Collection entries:

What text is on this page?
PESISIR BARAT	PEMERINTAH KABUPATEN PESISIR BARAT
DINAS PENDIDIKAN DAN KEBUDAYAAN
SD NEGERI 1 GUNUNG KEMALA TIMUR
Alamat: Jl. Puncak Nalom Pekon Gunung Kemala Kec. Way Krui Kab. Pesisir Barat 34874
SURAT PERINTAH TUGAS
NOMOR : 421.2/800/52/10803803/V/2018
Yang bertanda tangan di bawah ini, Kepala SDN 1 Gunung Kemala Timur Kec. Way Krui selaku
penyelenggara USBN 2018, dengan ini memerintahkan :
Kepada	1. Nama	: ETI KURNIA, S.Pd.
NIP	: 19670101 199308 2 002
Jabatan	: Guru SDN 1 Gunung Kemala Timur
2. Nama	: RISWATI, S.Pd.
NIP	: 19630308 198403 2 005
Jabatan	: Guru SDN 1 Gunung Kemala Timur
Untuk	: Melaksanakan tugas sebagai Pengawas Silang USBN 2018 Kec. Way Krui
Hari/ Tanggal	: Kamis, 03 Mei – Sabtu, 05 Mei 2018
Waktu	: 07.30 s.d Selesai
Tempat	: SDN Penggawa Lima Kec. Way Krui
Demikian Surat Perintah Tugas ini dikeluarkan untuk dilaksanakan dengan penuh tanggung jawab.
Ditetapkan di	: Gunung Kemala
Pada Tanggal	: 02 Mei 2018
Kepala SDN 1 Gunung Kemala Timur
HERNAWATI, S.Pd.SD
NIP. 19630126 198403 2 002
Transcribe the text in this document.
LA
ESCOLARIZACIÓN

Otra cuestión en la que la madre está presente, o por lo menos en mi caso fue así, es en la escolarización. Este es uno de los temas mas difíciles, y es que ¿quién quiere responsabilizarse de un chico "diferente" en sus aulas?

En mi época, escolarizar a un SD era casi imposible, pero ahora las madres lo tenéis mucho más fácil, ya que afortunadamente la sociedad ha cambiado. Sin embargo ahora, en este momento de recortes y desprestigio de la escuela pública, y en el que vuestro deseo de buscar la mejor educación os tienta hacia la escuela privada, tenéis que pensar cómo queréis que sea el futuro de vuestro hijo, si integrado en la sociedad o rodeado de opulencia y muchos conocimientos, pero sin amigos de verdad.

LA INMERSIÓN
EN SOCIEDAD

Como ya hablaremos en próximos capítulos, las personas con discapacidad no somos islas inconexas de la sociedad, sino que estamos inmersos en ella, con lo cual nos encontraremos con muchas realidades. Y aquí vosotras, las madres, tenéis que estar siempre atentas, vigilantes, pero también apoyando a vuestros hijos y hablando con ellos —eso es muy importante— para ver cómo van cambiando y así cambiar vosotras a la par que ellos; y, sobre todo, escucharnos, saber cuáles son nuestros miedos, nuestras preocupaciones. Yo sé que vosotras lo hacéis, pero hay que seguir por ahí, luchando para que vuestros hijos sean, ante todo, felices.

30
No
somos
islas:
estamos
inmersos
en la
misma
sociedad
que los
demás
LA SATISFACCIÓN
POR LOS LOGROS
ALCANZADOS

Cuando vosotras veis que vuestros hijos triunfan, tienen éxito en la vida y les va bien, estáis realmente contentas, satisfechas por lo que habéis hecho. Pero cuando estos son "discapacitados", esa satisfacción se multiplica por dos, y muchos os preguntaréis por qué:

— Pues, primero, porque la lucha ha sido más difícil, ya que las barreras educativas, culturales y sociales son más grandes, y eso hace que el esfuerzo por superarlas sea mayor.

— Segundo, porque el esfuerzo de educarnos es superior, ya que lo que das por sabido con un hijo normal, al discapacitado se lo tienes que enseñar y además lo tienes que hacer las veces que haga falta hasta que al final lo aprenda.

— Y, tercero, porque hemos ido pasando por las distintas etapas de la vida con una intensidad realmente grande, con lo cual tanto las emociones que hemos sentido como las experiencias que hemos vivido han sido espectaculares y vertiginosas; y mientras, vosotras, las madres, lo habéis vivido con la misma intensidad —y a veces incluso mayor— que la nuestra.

(Required work):
Every entry needs to be retyped exactly.

(Reply to the task):
What text is on this page?
PESISIR BARAT	PEMERINTAH KABUPATEN PESISIR BARAT
DINAS PENDIDIKAN DAN KEBUDAYAAN
SD NEGERI 1 GUNUNG KEMALA TIMUR
Alamat: Jl. Puncak Nalom Pekon Gunung Kemala Kec. Way Krui Kab. Pesisir Barat 34874
SURAT PERINTAH TUGAS
NOMOR : 421.2/800/52/10803803/V/2018
Yang bertanda tangan di bawah ini, Kepala SDN 1 Gunung Kemala Timur Kec. Way Krui selaku
penyelenggara USBN 2018, dengan ini memerintahkan :
Kepada	1. Nama	: ETI KURNIA, S.Pd.
NIP	: 19670101 199308 2 002
Jabatan	: Guru SDN 1 Gunung Kemala Timur
2. Nama	: RISWATI, S.Pd.
NIP	: 19630308 198403 2 005
Jabatan	: Guru SDN 1 Gunung Kemala Timur
Untuk	: Melaksanakan tugas sebagai Pengawas Silang USBN 2018 Kec. Way Krui
Hari/ Tanggal	: Kamis, 03 Mei – Sabtu, 05 Mei 2018
Waktu	: 07.30 s.d Selesai
Tempat	: SDN Penggawa Lima Kec. Way Krui
Demikian Surat Perintah Tugas ini dikeluarkan untuk dilaksanakan dengan penuh tanggung jawab.
Ditetapkan di	: Gunung Kemala
Pada Tanggal	: 02 Mei 2018
Kepala SDN 1 Gunung Kemala Timur
HERNAWATI, S.Pd.SD
NIP. 19630126 198403 2 002
Transcribe the text in this document.
LA
ESCOLARIZACIÓN

Otra cuestión en la que la madre está presente, o por lo menos en mi caso fue así, es en la escolarización. Este es uno de los temas mas difíciles, y es que ¿quién quiere responsabilizarse de un chico "diferente" en sus aulas?

En mi época, escolarizar a un SD era casi imposible, pero ahora las madres lo tenéis mucho más fácil, ya que afortunadamente la sociedad ha cambiado. Sin embargo ahora, en este momento de recortes y desprestigio de la escuela pública, y en el que vuestro deseo de buscar la mejor educación os tienta hacia la escuela privada, tenéis que pensar cómo queréis que sea el futuro de vuestro hijo, si integrado en la sociedad o rodeado de opulencia y muchos conocimientos, pero sin amigos de verdad.

LA INMERSIÓN
EN SOCIEDAD

Como ya hablaremos en próximos capítulos, las personas con discapacidad no somos islas inconexas de la sociedad, sino que estamos inmersos en ella, con lo cual nos encontraremos con muchas realidades. Y aquí vosotras, las madres, tenéis que estar siempre atentas, vigilantes, pero también apoyando a vuestros hijos y hablando con ellos —eso es muy importante— para ver cómo van cambiando y así cambiar vosotras a la par que ellos; y, sobre todo, escucharnos, saber cuáles son nuestros miedos, nuestras preocupaciones. Yo sé que vosotras lo hacéis, pero hay que seguir por ahí, luchando para que vuestros hijos sean, ante todo, felices.

30
No
somos
islas:
estamos
inmersos
en la
misma
sociedad
que los
demás
LA SATISFACCIÓN
POR LOS LOGROS
ALCANZADOS

Cuando vosotras veis que vuestros hijos triunfan, tienen éxito en la vida y les va bien, estáis realmente contentas, satisfechas por lo que habéis hecho. Pero cuando estos son "discapacitados", esa satisfacción se multiplica por dos, y muchos os preguntaréis por qué:

— Pues, primero, porque la lucha ha sido más difícil, ya que las barreras educativas, culturales y sociales son más grandes, y eso hace que el esfuerzo por superarlas sea mayor.

— Segundo, porque el esfuerzo de educarnos es superior, ya que lo que das por sabido con un hijo normal, al discapacitado se lo tienes que enseñar y además lo tienes que hacer las veces que haga falta hasta que al final lo aprenda.

— Y, tercero, porque hemos ido pasando por las distintas etapas de la vida con una intensidad realmente grande, con lo cual tanto las emociones que hemos sentido como las experiencias que hemos vivido han sido espectaculares y vertiginosas; y mientras, vosotras, las madres, lo habéis vivido con la misma intensidad —y a veces incluso mayor— que la nuestra.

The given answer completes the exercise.